Stored items from a collection:

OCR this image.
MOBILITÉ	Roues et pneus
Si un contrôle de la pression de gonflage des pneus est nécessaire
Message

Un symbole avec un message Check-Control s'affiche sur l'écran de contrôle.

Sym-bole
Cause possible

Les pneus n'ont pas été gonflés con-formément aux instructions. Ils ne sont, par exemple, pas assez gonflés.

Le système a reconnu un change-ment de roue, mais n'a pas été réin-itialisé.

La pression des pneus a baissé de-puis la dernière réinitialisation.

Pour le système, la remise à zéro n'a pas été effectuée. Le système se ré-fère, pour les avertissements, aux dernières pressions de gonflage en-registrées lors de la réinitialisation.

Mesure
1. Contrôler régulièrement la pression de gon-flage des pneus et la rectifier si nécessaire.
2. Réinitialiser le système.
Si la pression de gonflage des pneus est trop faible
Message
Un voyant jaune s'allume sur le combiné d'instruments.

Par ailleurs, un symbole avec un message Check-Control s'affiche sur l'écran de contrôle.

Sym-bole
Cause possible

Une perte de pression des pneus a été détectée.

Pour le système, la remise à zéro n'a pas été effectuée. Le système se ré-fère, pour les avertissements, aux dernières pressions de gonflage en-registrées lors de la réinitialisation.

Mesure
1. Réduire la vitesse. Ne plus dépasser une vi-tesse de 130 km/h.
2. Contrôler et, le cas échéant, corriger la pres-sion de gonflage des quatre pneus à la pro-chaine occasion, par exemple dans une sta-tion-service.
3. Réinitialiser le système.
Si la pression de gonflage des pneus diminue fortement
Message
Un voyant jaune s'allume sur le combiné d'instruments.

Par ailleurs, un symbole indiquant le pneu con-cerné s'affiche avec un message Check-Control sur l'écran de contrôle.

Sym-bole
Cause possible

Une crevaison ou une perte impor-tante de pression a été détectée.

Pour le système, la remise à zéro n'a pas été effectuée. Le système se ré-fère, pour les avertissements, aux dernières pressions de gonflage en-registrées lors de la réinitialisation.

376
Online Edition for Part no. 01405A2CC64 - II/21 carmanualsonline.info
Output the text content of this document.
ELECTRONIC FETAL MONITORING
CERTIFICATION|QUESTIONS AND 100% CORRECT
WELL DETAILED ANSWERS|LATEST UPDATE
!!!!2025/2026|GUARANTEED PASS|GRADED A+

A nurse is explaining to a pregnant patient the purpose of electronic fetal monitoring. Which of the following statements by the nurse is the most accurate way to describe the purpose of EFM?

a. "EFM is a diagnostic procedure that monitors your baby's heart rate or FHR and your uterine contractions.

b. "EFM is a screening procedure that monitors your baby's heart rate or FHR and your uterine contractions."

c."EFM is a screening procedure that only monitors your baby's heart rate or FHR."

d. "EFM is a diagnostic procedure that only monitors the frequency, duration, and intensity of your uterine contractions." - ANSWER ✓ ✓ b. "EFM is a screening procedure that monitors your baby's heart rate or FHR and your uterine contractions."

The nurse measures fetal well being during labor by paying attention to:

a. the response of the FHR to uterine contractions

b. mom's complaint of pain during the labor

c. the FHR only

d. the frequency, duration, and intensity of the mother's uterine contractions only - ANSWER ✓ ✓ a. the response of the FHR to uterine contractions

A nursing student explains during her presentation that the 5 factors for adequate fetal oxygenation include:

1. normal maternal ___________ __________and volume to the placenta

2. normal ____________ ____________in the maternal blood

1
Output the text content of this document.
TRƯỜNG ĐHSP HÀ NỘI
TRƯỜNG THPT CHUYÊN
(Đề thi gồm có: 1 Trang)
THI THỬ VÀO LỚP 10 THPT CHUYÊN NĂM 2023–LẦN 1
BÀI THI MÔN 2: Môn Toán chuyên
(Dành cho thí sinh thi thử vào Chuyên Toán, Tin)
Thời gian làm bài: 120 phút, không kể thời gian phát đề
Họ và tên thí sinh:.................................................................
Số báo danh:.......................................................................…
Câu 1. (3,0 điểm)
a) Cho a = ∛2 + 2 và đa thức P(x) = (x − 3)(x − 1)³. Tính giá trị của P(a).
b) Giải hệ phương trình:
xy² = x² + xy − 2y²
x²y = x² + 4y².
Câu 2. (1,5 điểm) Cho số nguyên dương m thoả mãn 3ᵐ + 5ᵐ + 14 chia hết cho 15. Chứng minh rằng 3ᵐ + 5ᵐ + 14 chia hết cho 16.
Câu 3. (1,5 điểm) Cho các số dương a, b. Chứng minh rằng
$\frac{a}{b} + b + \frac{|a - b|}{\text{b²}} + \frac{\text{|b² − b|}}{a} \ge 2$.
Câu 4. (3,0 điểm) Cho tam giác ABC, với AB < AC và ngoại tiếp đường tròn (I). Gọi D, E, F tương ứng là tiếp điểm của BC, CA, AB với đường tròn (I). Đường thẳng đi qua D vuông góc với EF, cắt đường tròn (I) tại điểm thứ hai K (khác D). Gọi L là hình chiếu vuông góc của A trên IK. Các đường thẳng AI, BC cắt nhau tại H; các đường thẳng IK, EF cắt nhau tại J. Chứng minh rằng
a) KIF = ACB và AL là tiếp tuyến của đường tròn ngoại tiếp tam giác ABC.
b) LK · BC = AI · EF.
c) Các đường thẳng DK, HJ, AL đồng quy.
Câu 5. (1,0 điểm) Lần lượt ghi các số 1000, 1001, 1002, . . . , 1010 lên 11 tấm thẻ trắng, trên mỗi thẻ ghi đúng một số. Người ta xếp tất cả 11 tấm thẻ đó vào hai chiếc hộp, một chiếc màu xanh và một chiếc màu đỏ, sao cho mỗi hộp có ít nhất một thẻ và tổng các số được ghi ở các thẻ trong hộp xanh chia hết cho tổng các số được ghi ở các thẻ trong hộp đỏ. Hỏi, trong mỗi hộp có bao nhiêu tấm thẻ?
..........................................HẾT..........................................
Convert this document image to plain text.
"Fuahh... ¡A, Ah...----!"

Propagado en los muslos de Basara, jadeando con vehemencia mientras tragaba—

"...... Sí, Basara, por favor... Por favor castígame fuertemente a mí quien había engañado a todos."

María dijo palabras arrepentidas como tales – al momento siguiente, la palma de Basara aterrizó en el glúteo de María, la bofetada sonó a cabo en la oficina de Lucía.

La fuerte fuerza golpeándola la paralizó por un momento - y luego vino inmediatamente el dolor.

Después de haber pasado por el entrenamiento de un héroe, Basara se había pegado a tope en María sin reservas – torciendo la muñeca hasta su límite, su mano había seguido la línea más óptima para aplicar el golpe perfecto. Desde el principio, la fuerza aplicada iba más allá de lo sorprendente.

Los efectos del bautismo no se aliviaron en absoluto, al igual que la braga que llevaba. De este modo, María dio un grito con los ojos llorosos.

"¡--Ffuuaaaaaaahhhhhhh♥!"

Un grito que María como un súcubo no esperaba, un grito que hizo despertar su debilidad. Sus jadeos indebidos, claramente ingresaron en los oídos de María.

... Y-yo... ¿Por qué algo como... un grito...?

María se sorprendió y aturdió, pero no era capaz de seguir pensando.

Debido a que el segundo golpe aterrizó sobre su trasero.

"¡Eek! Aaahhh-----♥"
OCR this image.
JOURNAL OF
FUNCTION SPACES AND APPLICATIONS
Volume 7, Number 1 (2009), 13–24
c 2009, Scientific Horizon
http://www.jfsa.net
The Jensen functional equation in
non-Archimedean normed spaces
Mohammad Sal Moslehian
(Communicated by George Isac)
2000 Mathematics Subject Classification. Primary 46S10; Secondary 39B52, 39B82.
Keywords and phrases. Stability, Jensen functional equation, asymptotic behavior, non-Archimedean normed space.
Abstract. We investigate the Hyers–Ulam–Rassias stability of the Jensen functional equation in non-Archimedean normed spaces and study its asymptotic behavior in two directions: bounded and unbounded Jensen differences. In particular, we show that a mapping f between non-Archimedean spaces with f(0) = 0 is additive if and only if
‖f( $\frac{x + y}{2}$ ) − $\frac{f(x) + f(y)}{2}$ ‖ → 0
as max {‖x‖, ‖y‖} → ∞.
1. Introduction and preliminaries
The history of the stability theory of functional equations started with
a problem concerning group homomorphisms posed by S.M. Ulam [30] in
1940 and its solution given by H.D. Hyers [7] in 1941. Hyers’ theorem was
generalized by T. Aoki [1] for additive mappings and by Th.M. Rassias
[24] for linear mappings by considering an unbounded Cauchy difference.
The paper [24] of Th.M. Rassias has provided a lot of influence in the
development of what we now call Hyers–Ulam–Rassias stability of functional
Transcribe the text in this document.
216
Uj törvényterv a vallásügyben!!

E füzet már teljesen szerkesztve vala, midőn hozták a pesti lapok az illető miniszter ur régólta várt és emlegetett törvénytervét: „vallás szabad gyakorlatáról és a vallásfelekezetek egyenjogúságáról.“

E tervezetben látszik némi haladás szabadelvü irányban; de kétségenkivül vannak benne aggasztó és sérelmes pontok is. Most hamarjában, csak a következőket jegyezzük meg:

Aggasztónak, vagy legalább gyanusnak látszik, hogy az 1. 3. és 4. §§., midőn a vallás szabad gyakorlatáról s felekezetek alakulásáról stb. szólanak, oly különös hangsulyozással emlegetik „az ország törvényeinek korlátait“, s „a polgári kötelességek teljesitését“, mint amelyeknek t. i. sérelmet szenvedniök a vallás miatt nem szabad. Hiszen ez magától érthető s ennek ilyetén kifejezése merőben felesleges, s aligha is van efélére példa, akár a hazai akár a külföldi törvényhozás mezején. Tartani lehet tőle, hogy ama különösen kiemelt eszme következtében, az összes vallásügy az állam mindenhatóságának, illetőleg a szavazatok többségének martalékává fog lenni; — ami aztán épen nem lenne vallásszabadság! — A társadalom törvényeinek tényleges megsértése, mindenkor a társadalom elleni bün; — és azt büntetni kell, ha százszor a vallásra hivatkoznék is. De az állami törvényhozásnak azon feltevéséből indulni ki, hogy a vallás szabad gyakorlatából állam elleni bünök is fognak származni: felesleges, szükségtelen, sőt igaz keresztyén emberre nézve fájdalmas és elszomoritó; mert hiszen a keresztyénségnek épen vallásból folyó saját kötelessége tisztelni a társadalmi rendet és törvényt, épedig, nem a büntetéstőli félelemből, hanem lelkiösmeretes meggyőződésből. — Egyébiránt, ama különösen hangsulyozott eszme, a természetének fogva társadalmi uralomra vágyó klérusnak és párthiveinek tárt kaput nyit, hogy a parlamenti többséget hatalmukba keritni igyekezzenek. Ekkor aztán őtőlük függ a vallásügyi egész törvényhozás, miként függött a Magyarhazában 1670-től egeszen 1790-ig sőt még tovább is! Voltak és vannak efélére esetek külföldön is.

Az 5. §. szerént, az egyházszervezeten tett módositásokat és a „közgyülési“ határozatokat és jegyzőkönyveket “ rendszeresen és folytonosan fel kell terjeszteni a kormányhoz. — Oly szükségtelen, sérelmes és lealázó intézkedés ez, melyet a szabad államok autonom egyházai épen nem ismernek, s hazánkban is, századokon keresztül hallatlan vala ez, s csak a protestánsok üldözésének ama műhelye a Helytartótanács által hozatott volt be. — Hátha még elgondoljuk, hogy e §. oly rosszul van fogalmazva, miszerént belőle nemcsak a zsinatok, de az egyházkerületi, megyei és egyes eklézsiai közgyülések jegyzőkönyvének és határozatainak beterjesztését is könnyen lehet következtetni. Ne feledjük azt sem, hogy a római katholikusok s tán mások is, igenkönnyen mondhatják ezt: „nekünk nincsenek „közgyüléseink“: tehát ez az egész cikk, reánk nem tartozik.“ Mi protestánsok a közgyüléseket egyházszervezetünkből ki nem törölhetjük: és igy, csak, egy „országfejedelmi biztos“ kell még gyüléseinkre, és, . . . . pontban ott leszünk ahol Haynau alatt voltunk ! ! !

**PROBLEM TO WORK ON:** Report the number of lines in the listing above that include the word "Toán", and nothing else.

**TASK SOLUTION:** 2